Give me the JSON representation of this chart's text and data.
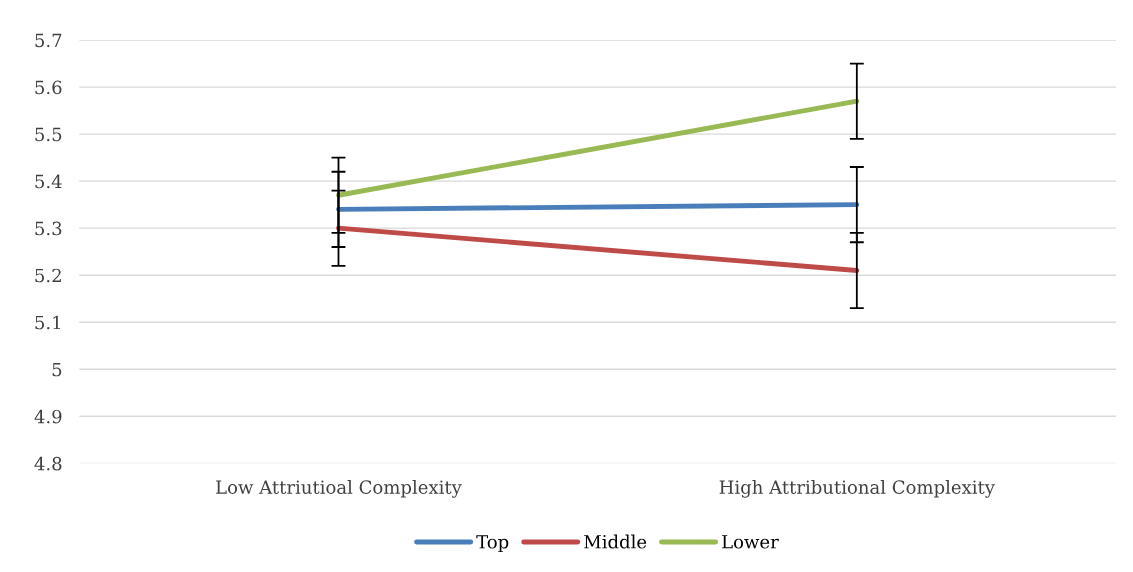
{
  "chart_data": {
    "type": "line",
    "categories": [
      "Low Attriutioal Complexity",
      "High Attributional Complexity"
    ],
    "series": [
      {
        "name": "Top",
        "color": "#4a7ebb",
        "values": [
          5.34,
          5.35
        ],
        "errors": [
          0.08,
          0.08
        ]
      },
      {
        "name": "Middle",
        "color": "#be4b48",
        "values": [
          5.3,
          5.21
        ],
        "errors": [
          0.08,
          0.08
        ]
      },
      {
        "name": "Lower",
        "color": "#98b954",
        "values": [
          5.37,
          5.57
        ],
        "errors": [
          0.08,
          0.08
        ]
      }
    ],
    "ylim": [
      4.8,
      5.7
    ],
    "yticks": [
      4.8,
      4.9,
      5,
      5.1,
      5.2,
      5.3,
      5.4,
      5.5,
      5.6,
      5.7
    ],
    "grid": "y",
    "legend": "bottom",
    "marker": "none",
    "line_style": "solid"
  }
}
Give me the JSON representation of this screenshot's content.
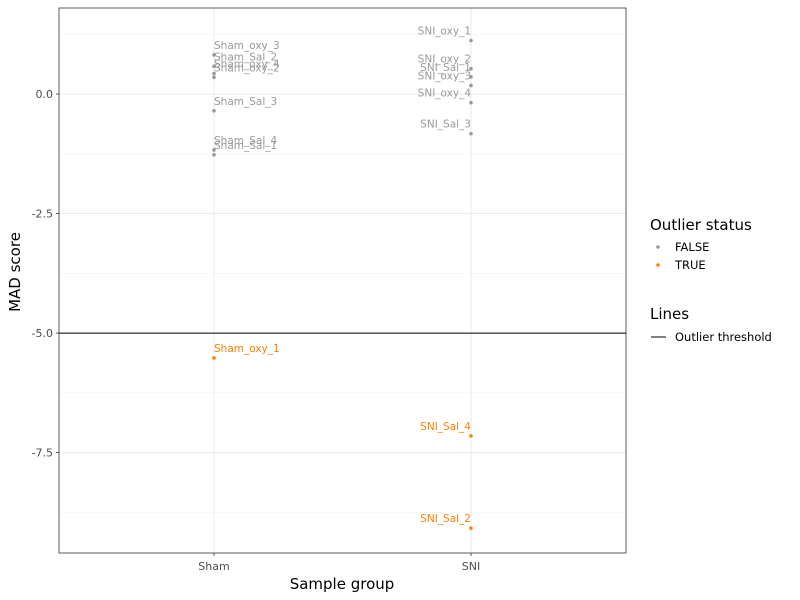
{
  "chart_data": {
    "type": "scatter",
    "title": "",
    "xlabel": "Sample group",
    "ylabel": "MAD score",
    "categories": [
      "Sham",
      "SNI"
    ],
    "ylim": [
      -9.6,
      1.8
    ],
    "yticks": [
      0.0,
      -2.5,
      -5.0,
      -7.5
    ],
    "ytick_labels": [
      "0.0",
      "-2.5",
      "-5.0",
      "-7.5"
    ],
    "threshold": -5.0,
    "grid": true,
    "legend_position": "right",
    "legend": {
      "outlier_title": "Outlier status",
      "outlier_entries": [
        {
          "label": "FALSE",
          "color": "#999999"
        },
        {
          "label": "TRUE",
          "color": "#ff7f00"
        }
      ],
      "lines_title": "Lines",
      "lines_entries": [
        {
          "label": "Outlier threshold",
          "color": "#000000"
        }
      ]
    },
    "points": [
      {
        "group": "Sham",
        "label": "Sham_oxy_3",
        "y": 0.82,
        "outlier": false
      },
      {
        "group": "Sham",
        "label": "Sham_Sal_2",
        "y": 0.58,
        "outlier": false
      },
      {
        "group": "Sham",
        "label": "Sham_oxy_4",
        "y": 0.43,
        "outlier": false
      },
      {
        "group": "Sham",
        "label": "Sham_oxy_2",
        "y": 0.35,
        "outlier": false
      },
      {
        "group": "Sham",
        "label": "Sham_Sal_3",
        "y": -0.35,
        "outlier": false
      },
      {
        "group": "Sham",
        "label": "Sham_Sal_4",
        "y": -1.17,
        "outlier": false
      },
      {
        "group": "Sham",
        "label": "Sham_Sal_1",
        "y": -1.27,
        "outlier": false
      },
      {
        "group": "Sham",
        "label": "Sham_oxy_1",
        "y": -5.52,
        "outlier": true
      },
      {
        "group": "SNI",
        "label": "SNI_oxy_1",
        "y": 1.12,
        "outlier": false
      },
      {
        "group": "SNI",
        "label": "SNI_oxy_2",
        "y": 0.53,
        "outlier": false
      },
      {
        "group": "SNI",
        "label": "SNI_Sal_1",
        "y": 0.36,
        "outlier": false
      },
      {
        "group": "SNI",
        "label": "SNI_oxy_3",
        "y": 0.18,
        "outlier": false
      },
      {
        "group": "SNI",
        "label": "SNI_oxy_4",
        "y": -0.18,
        "outlier": false
      },
      {
        "group": "SNI",
        "label": "SNI_Sal_3",
        "y": -0.83,
        "outlier": false
      },
      {
        "group": "SNI",
        "label": "SNI_Sal_4",
        "y": -7.15,
        "outlier": true
      },
      {
        "group": "SNI",
        "label": "SNI_Sal_2",
        "y": -9.08,
        "outlier": true
      }
    ]
  }
}
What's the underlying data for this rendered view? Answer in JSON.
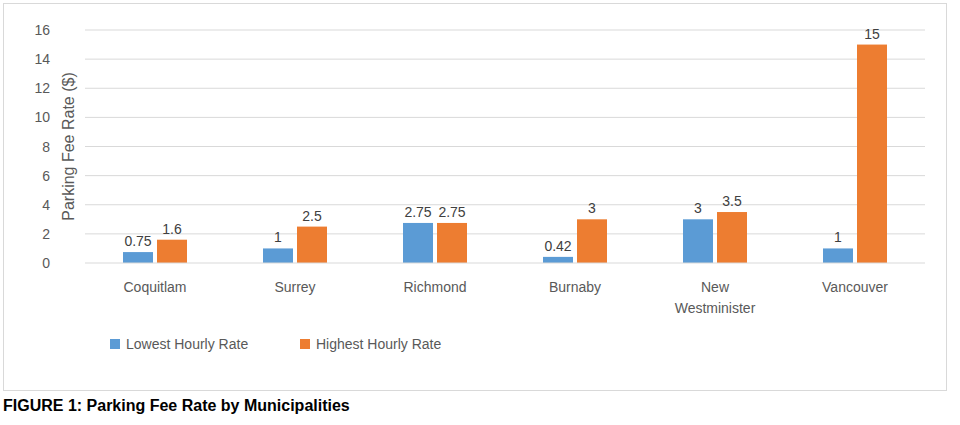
{
  "chart_data": {
    "type": "bar",
    "title": "FIGURE 1: Parking Fee Rate by Municipalities",
    "y_label": "Parking Fee Rate ($)",
    "categories": [
      "Coquitlam",
      "Surrey",
      "Richmond",
      "Burnaby",
      "New Westminister",
      "Vancouver"
    ],
    "series": [
      {
        "name": "Lowest Hourly Rate",
        "color": "#5b9bd5",
        "values": [
          0.75,
          1,
          2.75,
          0.42,
          3,
          1
        ]
      },
      {
        "name": "Highest Hourly Rate",
        "color": "#ed7d31",
        "values": [
          1.6,
          2.5,
          2.75,
          3,
          3.5,
          15
        ]
      }
    ],
    "ylim": [
      0,
      16
    ],
    "yticks": [
      0,
      2,
      4,
      6,
      8,
      10,
      12,
      14,
      16
    ],
    "grid": true,
    "legend": "bottom-left",
    "data_labels": true
  }
}
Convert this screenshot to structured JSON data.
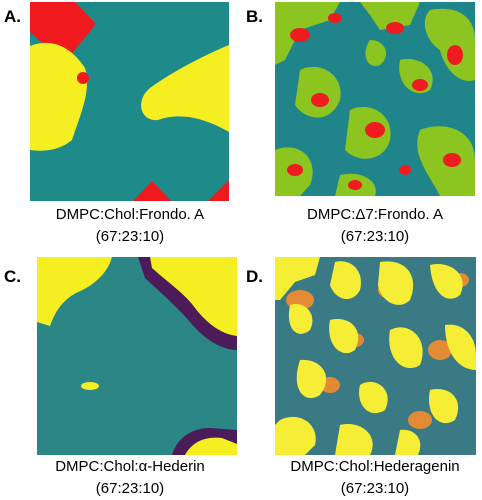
{
  "panels": [
    {
      "label": "A.",
      "caption": "DMPC:Chol:Frondo. A",
      "ratio": "(67:23:10)"
    },
    {
      "label": "B.",
      "caption": "DMPC:Δ7:Frondo. A",
      "ratio": "(67:23:10)"
    },
    {
      "label": "C.",
      "caption": "DMPC:Chol:α-Hederin",
      "ratio": "(67:23:10)"
    },
    {
      "label": "D.",
      "caption": "DMPC:Chol:Hederagenin",
      "ratio": "(67:23:10)"
    }
  ]
}
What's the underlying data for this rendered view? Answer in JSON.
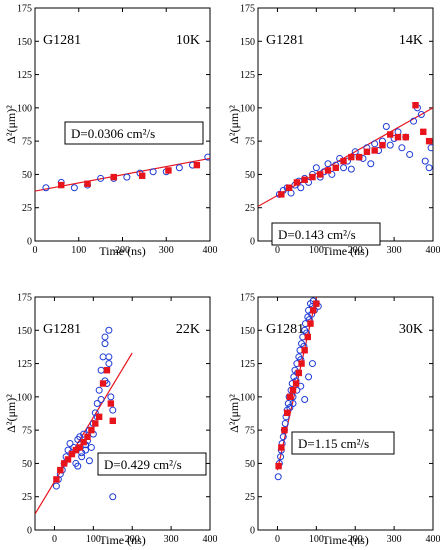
{
  "chart_data": [
    {
      "type": "scatter",
      "sample_label": "G1281",
      "temperature_label": "10K",
      "diffusion_label": "D=0.0306 cm²/s",
      "xlabel": "Time (ns)",
      "ylabel": "Δ²(μm)²",
      "xlim": [
        0,
        400
      ],
      "ylim": [
        0,
        175
      ],
      "xticks": [
        0,
        100,
        200,
        300,
        400
      ],
      "yticks": [
        0,
        25,
        50,
        75,
        100,
        125,
        150,
        175
      ],
      "fit_line": {
        "x": [
          0,
          400
        ],
        "y": [
          37.5,
          62
        ]
      },
      "series": [
        {
          "marker": "open-circle",
          "color": "#1f3bd6",
          "x": [
            25,
            60,
            90,
            120,
            150,
            180,
            210,
            240,
            270,
            300,
            330,
            360,
            395
          ],
          "y": [
            40,
            44,
            40,
            42,
            47,
            47,
            48,
            51,
            52,
            52,
            55,
            57,
            63
          ]
        },
        {
          "marker": "filled-square",
          "color": "#e8141c",
          "x": [
            60,
            120,
            180,
            245,
            305,
            370
          ],
          "y": [
            42,
            43,
            48,
            49,
            53,
            57
          ]
        }
      ]
    },
    {
      "type": "scatter",
      "sample_label": "G1281",
      "temperature_label": "14K",
      "diffusion_label": "D=0.143  cm²/s",
      "xlabel": "Time (ns)",
      "ylabel": "Δ²(μm)²",
      "xlim": [
        -50,
        400
      ],
      "ylim": [
        0,
        175
      ],
      "xticks": [
        0,
        100,
        200,
        300,
        400
      ],
      "yticks": [
        0,
        25,
        50,
        75,
        100,
        125,
        150,
        175
      ],
      "fit_line": {
        "x": [
          -50,
          400
        ],
        "y": [
          26,
          100
        ]
      },
      "series": [
        {
          "marker": "open-circle",
          "color": "#1f3bd6",
          "x": [
            5,
            15,
            25,
            35,
            45,
            55,
            60,
            70,
            80,
            90,
            100,
            110,
            120,
            130,
            140,
            150,
            160,
            170,
            180,
            190,
            200,
            210,
            220,
            230,
            240,
            250,
            260,
            270,
            280,
            290,
            300,
            310,
            320,
            330,
            340,
            350,
            360,
            370,
            380,
            390,
            395
          ],
          "y": [
            35,
            38,
            40,
            36,
            42,
            45,
            40,
            47,
            44,
            50,
            55,
            48,
            52,
            58,
            50,
            57,
            62,
            55,
            60,
            54,
            67,
            63,
            62,
            70,
            58,
            73,
            68,
            75,
            86,
            72,
            77,
            82,
            70,
            78,
            65,
            90,
            100,
            95,
            60,
            55,
            70
          ]
        },
        {
          "marker": "filled-square",
          "color": "#e8141c",
          "x": [
            10,
            30,
            50,
            70,
            90,
            110,
            130,
            150,
            170,
            190,
            210,
            230,
            250,
            270,
            290,
            310,
            330,
            355,
            375,
            390
          ],
          "y": [
            35,
            40,
            44,
            46,
            48,
            50,
            53,
            55,
            60,
            63,
            63,
            67,
            68,
            72,
            80,
            78,
            78,
            102,
            82,
            75
          ]
        }
      ]
    },
    {
      "type": "scatter",
      "sample_label": "G1281",
      "temperature_label": "22K",
      "diffusion_label": "D=0.429  cm²/s",
      "xlabel": "Time (ns)",
      "ylabel": "Δ²(μm)²",
      "xlim": [
        -50,
        400
      ],
      "ylim": [
        0,
        175
      ],
      "xticks": [
        0,
        100,
        200,
        300,
        400
      ],
      "yticks": [
        0,
        25,
        50,
        75,
        100,
        125,
        150,
        175
      ],
      "fit_line": {
        "x": [
          -50,
          200
        ],
        "y": [
          12,
          133
        ]
      },
      "series": [
        {
          "marker": "open-circle",
          "color": "#1f3bd6",
          "x": [
            5,
            10,
            15,
            20,
            25,
            30,
            35,
            40,
            45,
            50,
            55,
            60,
            65,
            70,
            75,
            80,
            85,
            90,
            95,
            100,
            105,
            110,
            115,
            120,
            125,
            130,
            135,
            140,
            145,
            150,
            60,
            70,
            80,
            90,
            100,
            110,
            120,
            130,
            140,
            150,
            130,
            140
          ],
          "y": [
            33,
            38,
            42,
            45,
            50,
            55,
            60,
            65,
            58,
            62,
            50,
            68,
            70,
            55,
            72,
            60,
            67,
            75,
            62,
            80,
            88,
            95,
            105,
            120,
            130,
            140,
            110,
            150,
            100,
            25,
            48,
            58,
            64,
            52,
            72,
            85,
            98,
            112,
            125,
            90,
            145,
            130
          ]
        },
        {
          "marker": "filled-square",
          "color": "#e8141c",
          "x": [
            5,
            15,
            25,
            35,
            45,
            55,
            65,
            75,
            85,
            95,
            105,
            115,
            125,
            135,
            145,
            150
          ],
          "y": [
            38,
            45,
            50,
            53,
            57,
            60,
            62,
            66,
            70,
            75,
            80,
            85,
            110,
            120,
            95,
            82
          ]
        }
      ]
    },
    {
      "type": "scatter",
      "sample_label": "G1281",
      "temperature_label": "30K",
      "diffusion_label": "D=1.15 cm²/s",
      "xlabel": "Time (ns)",
      "ylabel": "Δ²(μm)²",
      "xlim": [
        -50,
        400
      ],
      "ylim": [
        0,
        175
      ],
      "xticks": [
        0,
        100,
        200,
        300,
        400
      ],
      "yticks": [
        0,
        25,
        50,
        75,
        100,
        125,
        150,
        175
      ],
      "fit_line": {
        "x": [
          0,
          100
        ],
        "y": [
          45,
          175
        ]
      },
      "series": [
        {
          "marker": "open-circle",
          "color": "#1f3bd6",
          "x": [
            2,
            5,
            8,
            10,
            12,
            15,
            18,
            20,
            22,
            25,
            28,
            30,
            32,
            35,
            38,
            40,
            42,
            45,
            48,
            50,
            52,
            55,
            58,
            60,
            62,
            65,
            68,
            70,
            72,
            75,
            78,
            80,
            82,
            85,
            88,
            90,
            92,
            95,
            100,
            105,
            60,
            70,
            80,
            90,
            50,
            40
          ],
          "y": [
            40,
            50,
            55,
            60,
            65,
            70,
            75,
            80,
            85,
            90,
            95,
            100,
            92,
            105,
            110,
            100,
            115,
            120,
            112,
            125,
            118,
            130,
            135,
            128,
            140,
            145,
            138,
            150,
            155,
            148,
            160,
            165,
            158,
            170,
            162,
            168,
            172,
            165,
            170,
            168,
            108,
            98,
            115,
            125,
            105,
            95
          ]
        },
        {
          "marker": "filled-square",
          "color": "#e8141c",
          "x": [
            3,
            10,
            18,
            25,
            32,
            40,
            48,
            55,
            62,
            70,
            78,
            85,
            92,
            100
          ],
          "y": [
            48,
            62,
            75,
            88,
            100,
            105,
            110,
            118,
            125,
            135,
            145,
            155,
            165,
            170
          ]
        }
      ]
    }
  ]
}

---

WHAT TO DO » Using the listing above, pull out all lines that hold the word "Frondo".

RESULT OF THE EXERCISE »
      "caption": "DMPC:Chol:Frondo. A",
      "caption": "DMPC:Δ7:Frondo. A",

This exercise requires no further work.